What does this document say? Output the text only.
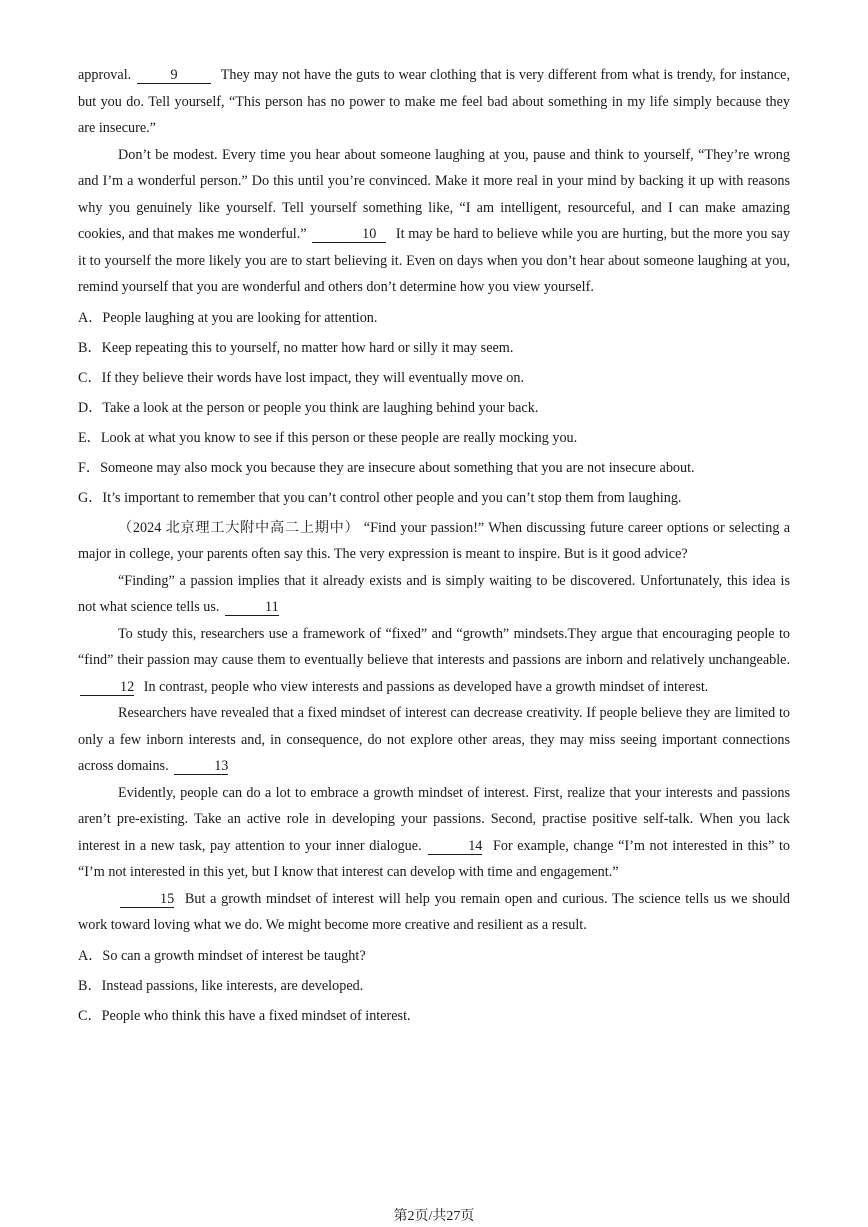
approval.	9	They may not have the guts to wear clothing that is very different from what is trendy, for instance, but you do. Tell yourself, “This person has no power to make me feel bad about something in my life simply because they are insecure.”

Don’t be modest. Every time you hear about someone laughing at you, pause and think to yourself, “They’re wrong and I’m a wonderful person.” Do this until you’re convinced. Make it more real in your mind by backing it up with reasons why you genuinely like yourself. Tell yourself something like, “I am intelligent, resourceful, and I can make amazing cookies, and that makes me wonderful.”	10 It may be hard to believe while you are hurting, but the more you say it to yourself the more likely you are to start believing it. Even on days when you don’t hear about someone laughing at you, remind yourself that you are wonderful and others don’t determine how you view yourself.

A．People laughing at you are looking for attention.

B．Keep repeating this to yourself, no matter how hard or silly it may seem.

C．If they believe their words have lost impact, they will eventually move on.

D．Take a look at the person or people you think are laughing behind your back.

E．Look at what you know to see if this person or these people are really mocking you.

F．Someone may also mock you because they are insecure about something that you are not insecure about.

G．It’s important to remember that you can’t control other people and you can’t stop them from laughing.

（2024 北京理工大附中高二上期中） “Find your passion!” When discussing future career options or selecting a major in college, your parents often say this. The very expression is meant to inspire. But is it good advice?

“Finding” a passion implies that it already exists and is simply waiting to be discovered. Unfortunately, this idea is not what science tells us.	11

To study this, researchers use a framework of “fixed” and “growth” mindsets.They argue that encouraging people to “find” their passion may cause them to eventually believe that interests and passions are inborn and relatively unchangeable. 12 In contrast, people who view interests and passions as developed have a growth mindset of interest.

Researchers have revealed that a fixed mindset of interest can decrease creativity. If people believe they are limited to only a few inborn interests and, in consequence, do not explore other areas, they may miss seeing important connections across domains.	13

Evidently, people can do a lot to embrace a growth mindset of interest. First, realize that your interests and passions aren’t pre-existing. Take an active role in developing your passions. Second, practise positive self-talk. When you lack interest in a new task, pay attention to your inner dialogue.	14 For example, change “I’m not interested in this” to “I’m not interested in this yet, but I know that interest can develop with time and engagement.”

15 But a growth mindset of interest will help you remain open and curious. The science tells us we should work toward loving what we do. We might become more creative and resilient as a result.

A．So can a growth mindset of interest be taught?

B．Instead passions, like interests, are developed.

C．People who think this have a fixed mindset of interest.

第2页/共27页
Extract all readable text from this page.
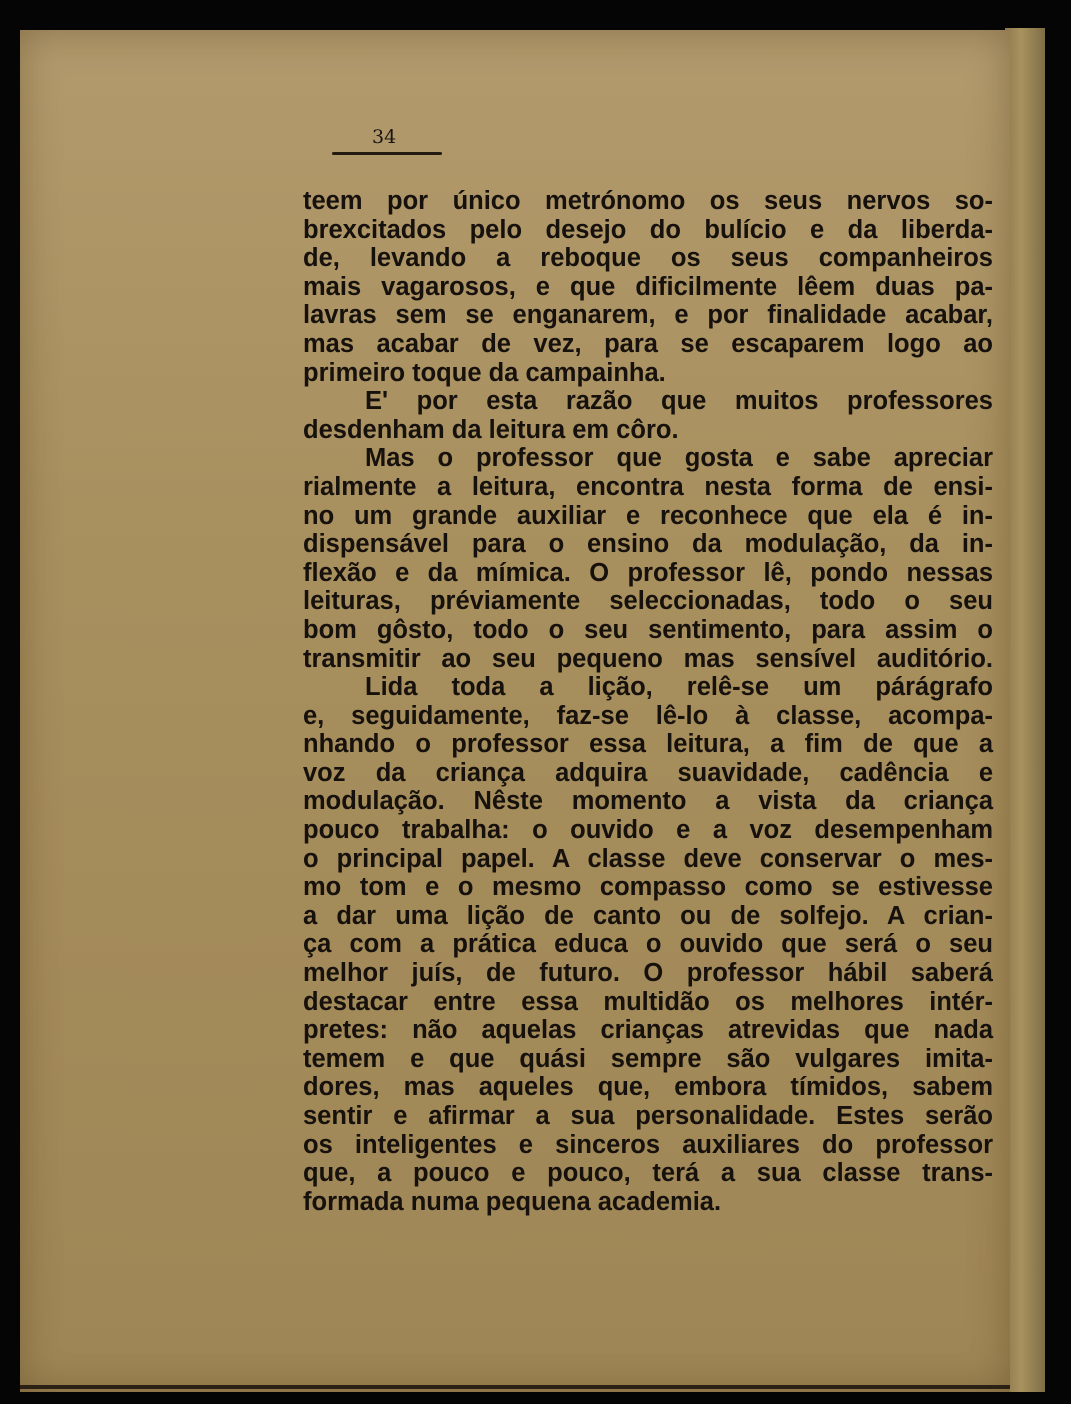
34
teem por único metrónomo os seus nervos so-
brexcitados pelo desejo do bulício e da liberda-
de, levando a reboque os seus companheiros
mais vagarosos, e que dificilmente lêem duas pa-
lavras sem se enganarem, e por finalidade acabar,
mas acabar de vez, para se escaparem logo ao
primeiro toque da campainha.
E' por esta razão que muitos professores
desdenham da leitura em côro.
Mas o professor que gosta e sabe apreciar
rialmente a leitura, encontra nesta forma de ensi-
no um grande auxiliar e reconhece que ela é in-
dispensável para o ensino da modulação, da in-
flexão e da mímica. O professor lê, pondo nessas
leituras, préviamente seleccionadas, todo o seu
bom gôsto, todo o seu sentimento, para assim o
transmitir ao seu pequeno mas sensível auditório.
Lida toda a lição, relê-se um párágrafo
e, seguidamente, faz-se lê-lo à classe, acompa-
nhando o professor essa leitura, a fim de que a
voz da criança adquira suavidade, cadência e
modulação. Nêste momento a vista da criança
pouco trabalha: o ouvido e a voz desempenham
o principal papel. A classe deve conservar o mes-
mo tom e o mesmo compasso como se estivesse
a dar uma lição de canto ou de solfejo. A crian-
ça com a prática educa o ouvido que será o seu
melhor juís, de futuro. O professor hábil saberá
destacar entre essa multidão os melhores intér-
pretes: não aquelas crianças atrevidas que nada
temem e que quási sempre são vulgares imita-
dores, mas aqueles que, embora tímidos, sabem
sentir e afirmar a sua personalidade. Estes serão
os inteligentes e sinceros auxiliares do professor
que, a pouco e pouco, terá a sua classe trans-
formada numa pequena academia.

### The exercise
Every record must be copied exactly, with images dropped from the result.

### The result
What does this document say? Output the text only.
approval.	9	They may not have the guts to wear clothing that is very different from what is trendy, for instance, but you do. Tell yourself, “This person has no power to make me feel bad about something in my life simply because they are insecure.”

Don’t be modest. Every time you hear about someone laughing at you, pause and think to yourself, “They’re wrong and I’m a wonderful person.” Do this until you’re convinced. Make it more real in your mind by backing it up with reasons why you genuinely like yourself. Tell yourself something like, “I am intelligent, resourceful, and I can make amazing cookies, and that makes me wonderful.”	10 It may be hard to believe while you are hurting, but the more you say it to yourself the more likely you are to start believing it. Even on days when you don’t hear about someone laughing at you, remind yourself that you are wonderful and others don’t determine how you view yourself.

A．People laughing at you are looking for attention.

B．Keep repeating this to yourself, no matter how hard or silly it may seem.

C．If they believe their words have lost impact, they will eventually move on.

D．Take a look at the person or people you think are laughing behind your back.

E．Look at what you know to see if this person or these people are really mocking you.

F．Someone may also mock you because they are insecure about something that you are not insecure about.

G．It’s important to remember that you can’t control other people and you can’t stop them from laughing.

（2024 北京理工大附中高二上期中） “Find your passion!” When discussing future career options or selecting a major in college, your parents often say this. The very expression is meant to inspire. But is it good advice?

“Finding” a passion implies that it already exists and is simply waiting to be discovered. Unfortunately, this idea is not what science tells us.	11

To study this, researchers use a framework of “fixed” and “growth” mindsets.They argue that encouraging people to “find” their passion may cause them to eventually believe that interests and passions are inborn and relatively unchangeable. 12 In contrast, people who view interests and passions as developed have a growth mindset of interest.

Researchers have revealed that a fixed mindset of interest can decrease creativity. If people believe they are limited to only a few inborn interests and, in consequence, do not explore other areas, they may miss seeing important connections across domains.	13

Evidently, people can do a lot to embrace a growth mindset of interest. First, realize that your interests and passions aren’t pre-existing. Take an active role in developing your passions. Second, practise positive self-talk. When you lack interest in a new task, pay attention to your inner dialogue.	14 For example, change “I’m not interested in this” to “I’m not interested in this yet, but I know that interest can develop with time and engagement.”

15 But a growth mindset of interest will help you remain open and curious. The science tells us we should work toward loving what we do. We might become more creative and resilient as a result.

A．So can a growth mindset of interest be taught?

B．Instead passions, like interests, are developed.

C．People who think this have a fixed mindset of interest.

第2页/共27页
Extract all readable text from this page.
34
teem por único metrónomo os seus nervos so-
brexcitados pelo desejo do bulício e da liberda-
de, levando a reboque os seus companheiros
mais vagarosos, e que dificilmente lêem duas pa-
lavras sem se enganarem, e por finalidade acabar,
mas acabar de vez, para se escaparem logo ao
primeiro toque da campainha.
E' por esta razão que muitos professores
desdenham da leitura em côro.
Mas o professor que gosta e sabe apreciar
rialmente a leitura, encontra nesta forma de ensi-
no um grande auxiliar e reconhece que ela é in-
dispensável para o ensino da modulação, da in-
flexão e da mímica. O professor lê, pondo nessas
leituras, préviamente seleccionadas, todo o seu
bom gôsto, todo o seu sentimento, para assim o
transmitir ao seu pequeno mas sensível auditório.
Lida toda a lição, relê-se um párágrafo
e, seguidamente, faz-se lê-lo à classe, acompa-
nhando o professor essa leitura, a fim de que a
voz da criança adquira suavidade, cadência e
modulação. Nêste momento a vista da criança
pouco trabalha: o ouvido e a voz desempenham
o principal papel. A classe deve conservar o mes-
mo tom e o mesmo compasso como se estivesse
a dar uma lição de canto ou de solfejo. A crian-
ça com a prática educa o ouvido que será o seu
melhor juís, de futuro. O professor hábil saberá
destacar entre essa multidão os melhores intér-
pretes: não aquelas crianças atrevidas que nada
temem e que quási sempre são vulgares imita-
dores, mas aqueles que, embora tímidos, sabem
sentir e afirmar a sua personalidade. Estes serão
os inteligentes e sinceros auxiliares do professor
que, a pouco e pouco, terá a sua classe trans-
formada numa pequena academia.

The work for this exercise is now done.